### DATA FOR THIS EXERCISE:
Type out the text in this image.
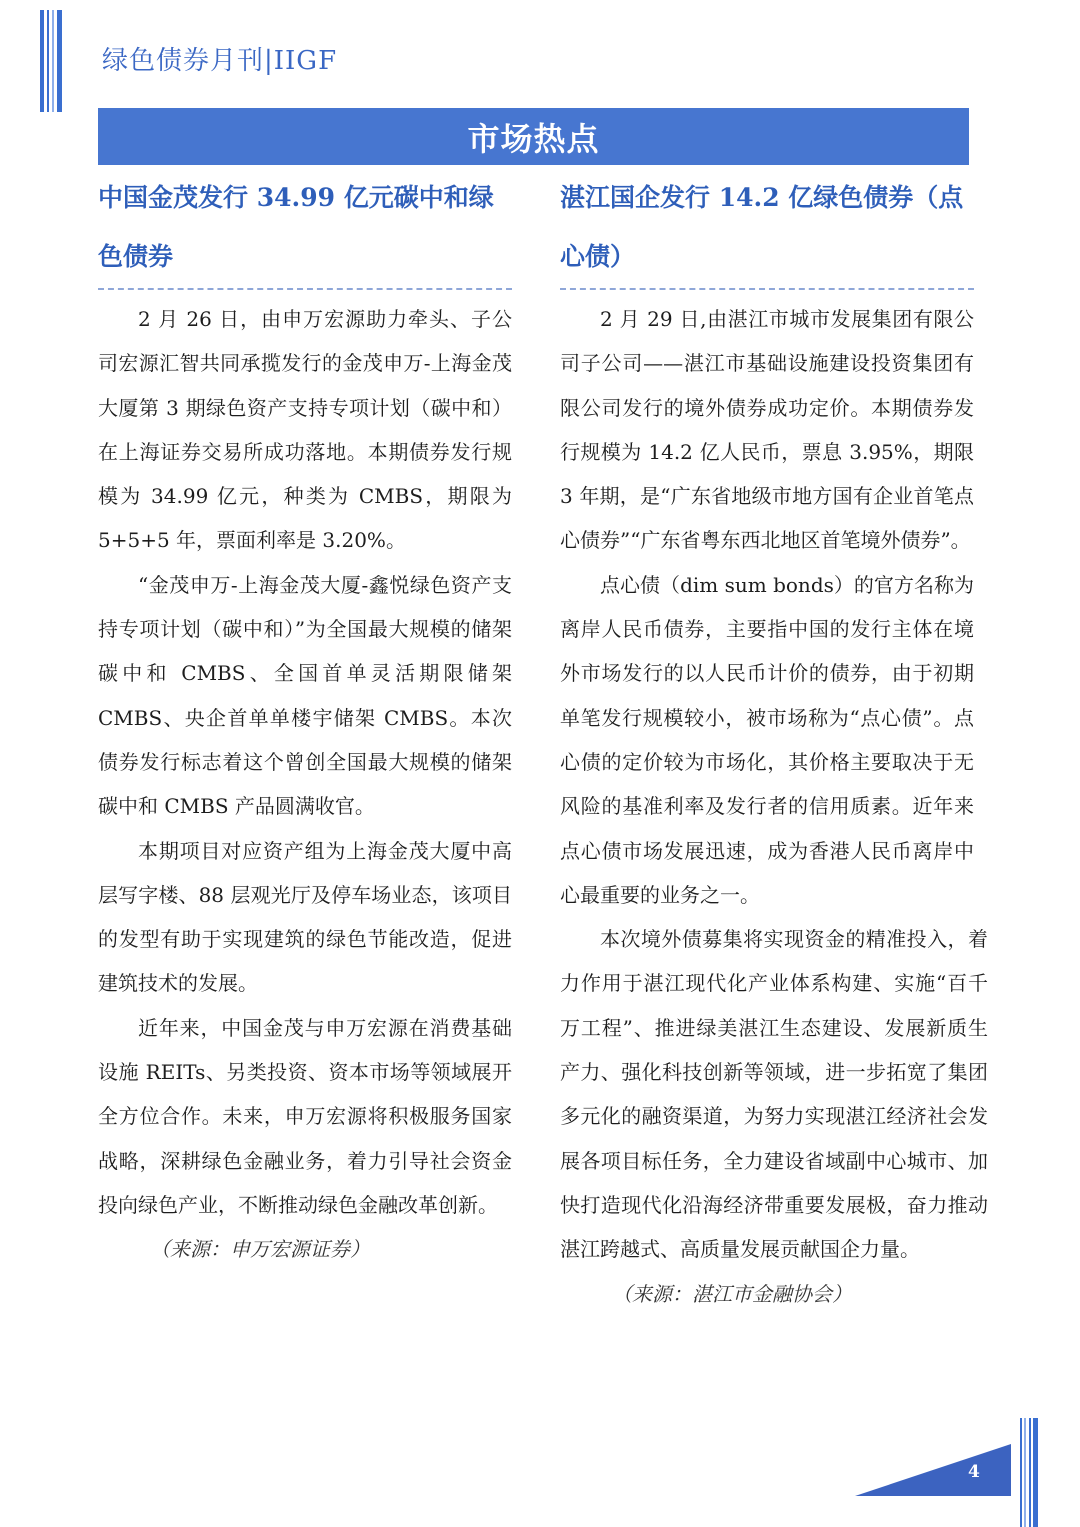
绿色债券月刊|IIGF
市场热点
中国金茂发行 34.99 亿元碳中和绿色债券

2 月 26 日，由申万宏源助力牵头、子公司宏源汇智共同承揽发行的金茂申万-上海金茂大厦第 3 期绿色资产支持专项计划（碳中和）在上海证券交易所成功落地。本期债券发行规模为 34.99 亿元，种类为 CMBS，期限为 5+5+5 年，票面利率是 3.20%。

“金茂申万-上海金茂大厦-鑫悦绿色资产支持专项计划（碳中和）”为全国最大规模的储架碳中和 CMBS、全国首单灵活期限储架 CMBS、央企首单单楼宇储架 CMBS。本次债券发行标志着这个曾创全国最大规模的储架碳中和 CMBS 产品圆满收官。

本期项目对应资产组为上海金茂大厦中高层写字楼、88 层观光厅及停车场业态，该项目的发型有助于实现建筑的绿色节能改造，促进建筑技术的发展。

近年来，中国金茂与申万宏源在消费基础设施 REITs、另类投资、资本市场等领域展开全方位合作。未来，申万宏源将积极服务国家战略，深耕绿色金融业务，着力引导社会资金投向绿色产业，不断推动绿色金融改革创新。

（来源：申万宏源证券）

湛江国企发行 14.2 亿绿色债券（点心债）

2 月 29 日,由湛江市城市发展集团有限公司子公司——湛江市基础设施建设投资集团有限公司发行的境外债券成功定价。本期债券发行规模为 14.2 亿人民币，票息 3.95%，期限 3 年期，是“广东省地级市地方国有企业首笔点心债券”“广东省粤东西北地区首笔境外债券”。

点心债（dim sum bonds）的官方名称为离岸人民币债券，主要指中国的发行主体在境外市场发行的以人民币计价的债券，由于初期单笔发行规模较小，被市场称为“点心债”。点心债的定价较为市场化，其价格主要取决于无风险的基准利率及发行者的信用质素。近年来点心债市场发展迅速，成为香港人民币离岸中心最重要的业务之一。

本次境外债募集将实现资金的精准投入，着力作用于湛江现代化产业体系构建、实施“百千万工程”、推进绿美湛江生态建设、发展新质生产力、强化科技创新等领域，进一步拓宽了集团多元化的融资渠道，为努力实现湛江经济社会发展各项目标任务，全力建设省域副中心城市、加快打造现代化沿海经济带重要发展极，奋力推动湛江跨越式、高质量发展贡献国企力量。

（来源：湛江市金融协会）

4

### BRIEF:
Search the data for the string "CMBS". List each line that has it.

### TASK RESPONSE:
2 月 26 日，由申万宏源助力牵头、子公司宏源汇智共同承揽发行的金茂申万-上海金茂大厦第 3 期绿色资产支持专项计划（碳中和）在上海证券交易所成功落地。本期债券发行规模为 34.99 亿元，种类为 CMBS，期限为 5+5+5 年，票面利率是 3.20%。
“金茂申万-上海金茂大厦-鑫悦绿色资产支持专项计划（碳中和）”为全国最大规模的储架碳中和 CMBS、全国首单灵活期限储架 CMBS、央企首单单楼宇储架 CMBS。本次债券发行标志着这个曾创全国最大规模的储架碳中和 CMBS 产品圆满收官。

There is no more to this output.